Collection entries
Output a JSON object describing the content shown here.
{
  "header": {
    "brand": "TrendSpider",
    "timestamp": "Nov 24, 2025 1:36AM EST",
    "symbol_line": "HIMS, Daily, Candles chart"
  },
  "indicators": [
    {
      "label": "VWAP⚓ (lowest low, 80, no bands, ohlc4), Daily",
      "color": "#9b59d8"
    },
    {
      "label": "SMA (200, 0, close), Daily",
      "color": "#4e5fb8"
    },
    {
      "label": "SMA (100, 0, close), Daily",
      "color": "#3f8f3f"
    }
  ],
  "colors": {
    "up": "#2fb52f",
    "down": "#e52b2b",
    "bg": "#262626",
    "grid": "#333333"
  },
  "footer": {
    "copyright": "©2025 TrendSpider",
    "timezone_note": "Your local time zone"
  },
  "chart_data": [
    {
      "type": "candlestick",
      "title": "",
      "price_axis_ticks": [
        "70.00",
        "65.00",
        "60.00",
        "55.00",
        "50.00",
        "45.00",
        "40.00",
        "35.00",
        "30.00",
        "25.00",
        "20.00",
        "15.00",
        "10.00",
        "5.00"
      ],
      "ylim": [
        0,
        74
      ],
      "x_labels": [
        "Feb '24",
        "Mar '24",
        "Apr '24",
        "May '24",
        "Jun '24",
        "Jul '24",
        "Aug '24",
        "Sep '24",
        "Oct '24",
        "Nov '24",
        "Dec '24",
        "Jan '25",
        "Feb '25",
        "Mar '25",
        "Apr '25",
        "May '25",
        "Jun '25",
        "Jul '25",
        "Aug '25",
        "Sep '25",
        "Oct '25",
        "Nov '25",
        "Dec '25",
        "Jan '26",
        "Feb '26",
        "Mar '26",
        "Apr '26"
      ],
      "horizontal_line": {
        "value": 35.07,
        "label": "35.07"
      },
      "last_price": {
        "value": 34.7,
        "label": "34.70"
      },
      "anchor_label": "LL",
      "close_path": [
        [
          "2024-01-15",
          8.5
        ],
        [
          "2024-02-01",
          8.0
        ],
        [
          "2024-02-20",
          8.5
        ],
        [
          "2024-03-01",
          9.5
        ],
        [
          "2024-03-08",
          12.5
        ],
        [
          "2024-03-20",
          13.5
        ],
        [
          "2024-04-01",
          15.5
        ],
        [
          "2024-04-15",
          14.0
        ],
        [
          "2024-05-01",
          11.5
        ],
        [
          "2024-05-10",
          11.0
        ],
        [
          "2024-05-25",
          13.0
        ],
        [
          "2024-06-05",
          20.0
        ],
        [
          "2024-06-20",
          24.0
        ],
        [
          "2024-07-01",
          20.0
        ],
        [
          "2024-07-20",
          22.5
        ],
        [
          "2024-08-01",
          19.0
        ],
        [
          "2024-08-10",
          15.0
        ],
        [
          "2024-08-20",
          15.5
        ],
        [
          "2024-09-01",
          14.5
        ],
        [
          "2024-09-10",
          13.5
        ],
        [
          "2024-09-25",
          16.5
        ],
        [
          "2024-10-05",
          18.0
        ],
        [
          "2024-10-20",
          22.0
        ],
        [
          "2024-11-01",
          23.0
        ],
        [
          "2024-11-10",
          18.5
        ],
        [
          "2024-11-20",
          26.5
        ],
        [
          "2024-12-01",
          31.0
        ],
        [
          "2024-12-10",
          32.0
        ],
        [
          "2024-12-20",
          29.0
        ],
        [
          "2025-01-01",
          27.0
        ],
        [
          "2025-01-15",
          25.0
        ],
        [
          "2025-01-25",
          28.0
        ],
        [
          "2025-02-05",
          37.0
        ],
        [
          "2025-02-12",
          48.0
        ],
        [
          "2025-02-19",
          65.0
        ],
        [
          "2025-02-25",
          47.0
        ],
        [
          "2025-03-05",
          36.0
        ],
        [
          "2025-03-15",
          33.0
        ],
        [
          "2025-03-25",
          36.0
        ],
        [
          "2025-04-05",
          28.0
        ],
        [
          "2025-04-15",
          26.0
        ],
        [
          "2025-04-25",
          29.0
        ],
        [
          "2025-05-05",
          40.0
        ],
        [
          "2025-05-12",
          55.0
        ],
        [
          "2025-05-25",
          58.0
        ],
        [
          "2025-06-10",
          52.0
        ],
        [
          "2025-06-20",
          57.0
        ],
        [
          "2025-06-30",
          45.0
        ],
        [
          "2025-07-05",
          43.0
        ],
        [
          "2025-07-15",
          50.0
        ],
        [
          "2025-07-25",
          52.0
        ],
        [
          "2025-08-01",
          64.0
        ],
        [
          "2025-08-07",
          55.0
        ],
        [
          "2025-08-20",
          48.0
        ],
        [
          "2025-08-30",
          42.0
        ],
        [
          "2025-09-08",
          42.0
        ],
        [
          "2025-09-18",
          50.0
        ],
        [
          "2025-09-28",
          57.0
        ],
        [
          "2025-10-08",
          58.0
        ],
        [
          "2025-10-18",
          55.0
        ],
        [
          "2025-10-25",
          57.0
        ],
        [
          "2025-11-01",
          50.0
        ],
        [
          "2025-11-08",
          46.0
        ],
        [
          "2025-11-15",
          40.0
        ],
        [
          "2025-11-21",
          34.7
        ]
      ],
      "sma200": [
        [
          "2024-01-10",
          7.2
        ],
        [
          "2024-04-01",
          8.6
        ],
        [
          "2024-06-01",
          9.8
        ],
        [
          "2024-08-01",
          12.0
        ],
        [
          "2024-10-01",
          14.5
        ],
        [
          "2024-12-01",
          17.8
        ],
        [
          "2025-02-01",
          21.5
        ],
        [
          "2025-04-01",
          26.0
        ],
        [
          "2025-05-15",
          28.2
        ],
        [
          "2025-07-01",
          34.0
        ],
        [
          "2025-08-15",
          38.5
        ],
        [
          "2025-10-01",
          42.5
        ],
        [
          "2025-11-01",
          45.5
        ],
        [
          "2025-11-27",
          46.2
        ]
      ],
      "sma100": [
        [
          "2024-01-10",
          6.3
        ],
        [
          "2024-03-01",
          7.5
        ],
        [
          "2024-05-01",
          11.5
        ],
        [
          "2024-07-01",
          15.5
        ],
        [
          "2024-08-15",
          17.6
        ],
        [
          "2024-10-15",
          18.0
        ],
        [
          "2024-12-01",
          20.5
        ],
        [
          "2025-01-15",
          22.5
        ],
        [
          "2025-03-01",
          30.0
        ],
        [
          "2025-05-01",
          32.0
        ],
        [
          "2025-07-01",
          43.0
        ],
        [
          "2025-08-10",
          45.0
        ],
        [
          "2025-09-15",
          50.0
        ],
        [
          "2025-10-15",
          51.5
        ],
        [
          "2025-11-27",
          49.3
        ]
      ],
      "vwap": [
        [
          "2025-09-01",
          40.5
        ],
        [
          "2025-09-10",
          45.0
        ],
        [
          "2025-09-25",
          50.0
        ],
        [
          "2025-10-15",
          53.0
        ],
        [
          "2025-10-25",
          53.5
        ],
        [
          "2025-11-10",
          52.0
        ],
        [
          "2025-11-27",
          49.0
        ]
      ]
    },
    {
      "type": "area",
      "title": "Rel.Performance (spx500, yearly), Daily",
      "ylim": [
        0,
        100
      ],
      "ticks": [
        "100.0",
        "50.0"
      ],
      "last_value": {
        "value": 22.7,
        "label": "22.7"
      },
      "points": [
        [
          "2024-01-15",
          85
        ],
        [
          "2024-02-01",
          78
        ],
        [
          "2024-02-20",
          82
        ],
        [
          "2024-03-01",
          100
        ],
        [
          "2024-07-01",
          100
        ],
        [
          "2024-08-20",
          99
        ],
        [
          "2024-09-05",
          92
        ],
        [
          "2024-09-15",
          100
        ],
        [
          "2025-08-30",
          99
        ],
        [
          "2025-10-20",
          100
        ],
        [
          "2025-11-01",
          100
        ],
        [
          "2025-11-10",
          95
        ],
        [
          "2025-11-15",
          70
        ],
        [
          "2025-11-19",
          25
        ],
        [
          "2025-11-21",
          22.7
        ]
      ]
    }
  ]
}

» WHAT THE EXERCISE ASKS:
Scan the listing above and copy all lines containing the word "TrendSpider".

» OUTPUT BELOW:
    "brand": "TrendSpider",
    "copyright": "©2025 TrendSpider",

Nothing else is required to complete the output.